But biblical stewardship starts from a completely different place and, when properly understood, can provide a security like none other.

Dunham had to learn this lesson the hard way. When he was fired from his first job out of seminary, he seemed to be on the brink of financial disaster, where so many Americans are today. With payments on homes in Texas and California and a wife and three young children to support, bankruptcy seemed inevitable.

“Looking back, what I realize now is that God took me into a financial wilderness to teach me lessons that I couldn’t have learned any other way,” Dunham writes. “He was, in fact, rescuing me from a bondage that I didn’t really understand.”

In the new edition of Secure, published this week, Dunham recounts how family members came to his aid when he was on the verge of bankruptcy. He believes that tough economic times should be a wake-up call to the church like they were to him, challenging Christians’ consumer-driven outlook.

“Money promises a security it can never deliver,” he writes. “Our hearts have been seduced and ensnared by the promise of freedom, peace and security when in fact, money only turns our hearts away from fully following after God and His purposes.”

▸ What is expected
Rewrite the passage on biblical stewardship, starting with "In the new edition" and going on through "Christians’ consumer-driven outlook.", and swap "wake-up call" for "warning".

▸ Dataset section
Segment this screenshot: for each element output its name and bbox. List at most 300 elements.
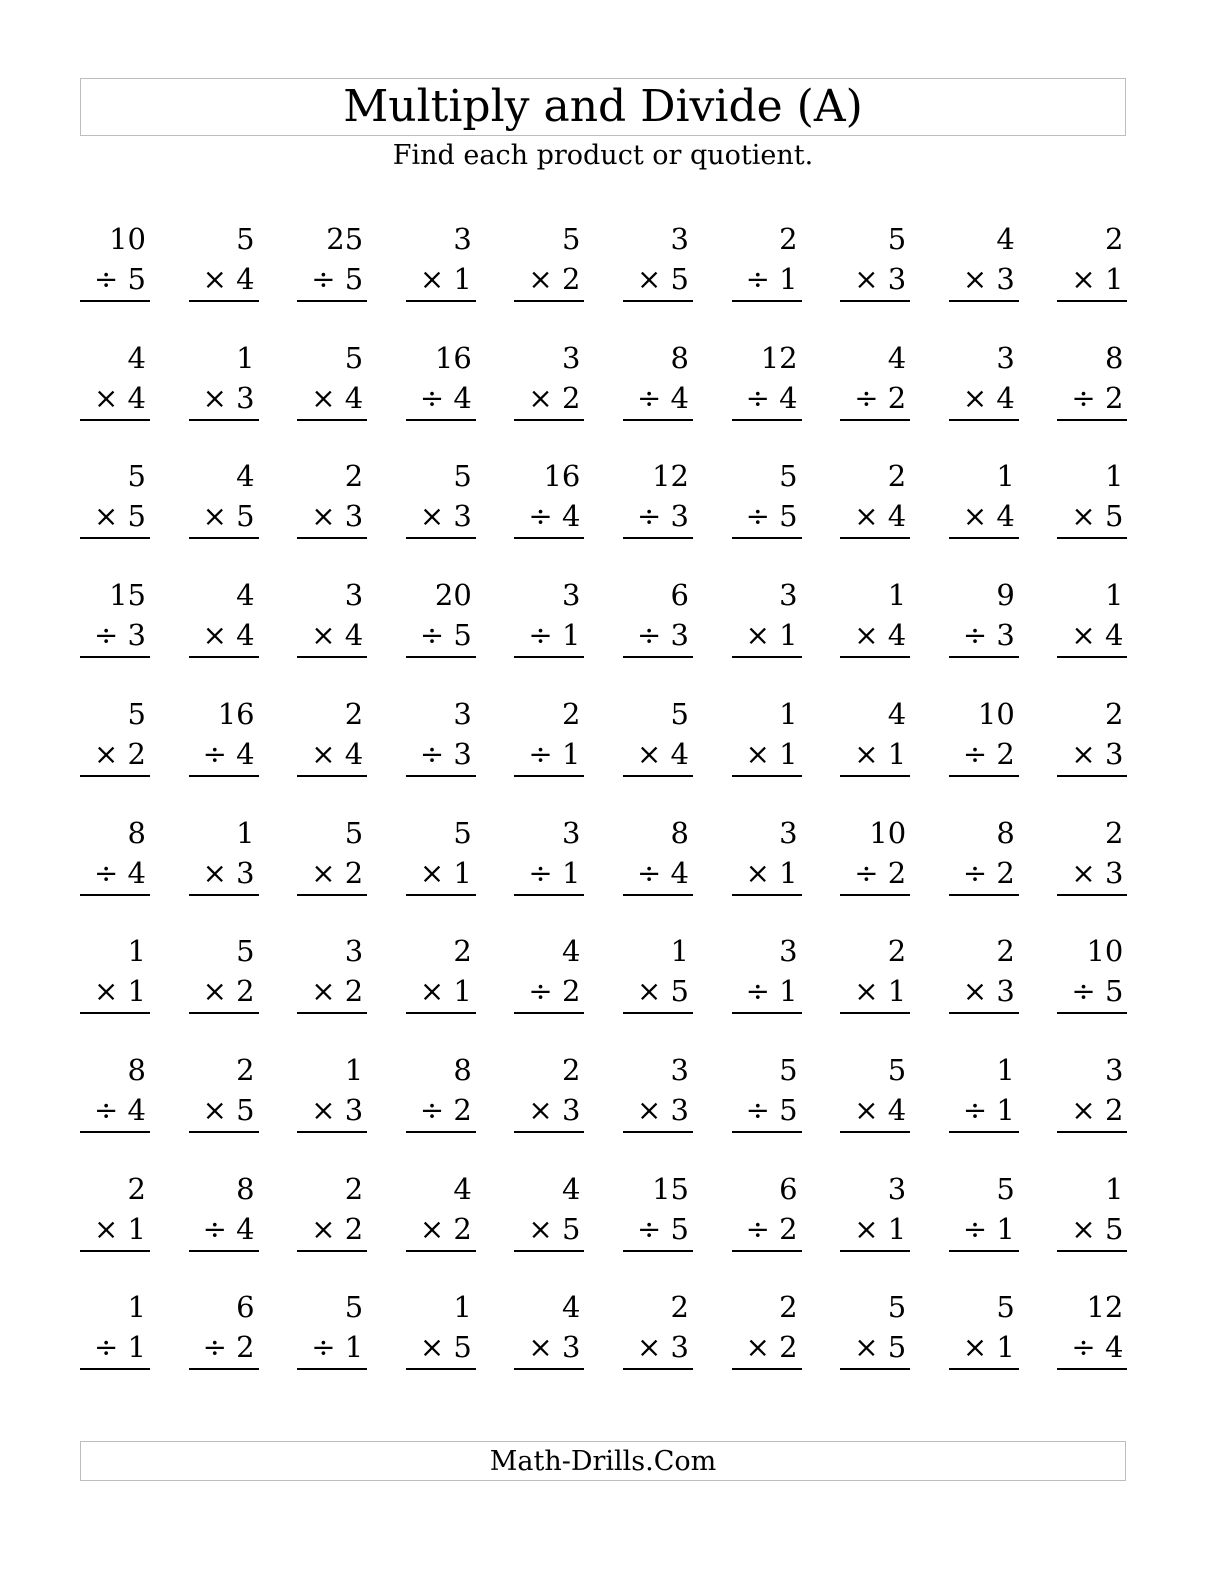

▸ Exercise output
In the new edition of Secure, published this week, Dunham recounts how family members came to his aid when he was on the verge of bankruptcy. He believes that tough economic times should be a warning to the church like they were to him, challenging Christians’ consumer-driven outlook.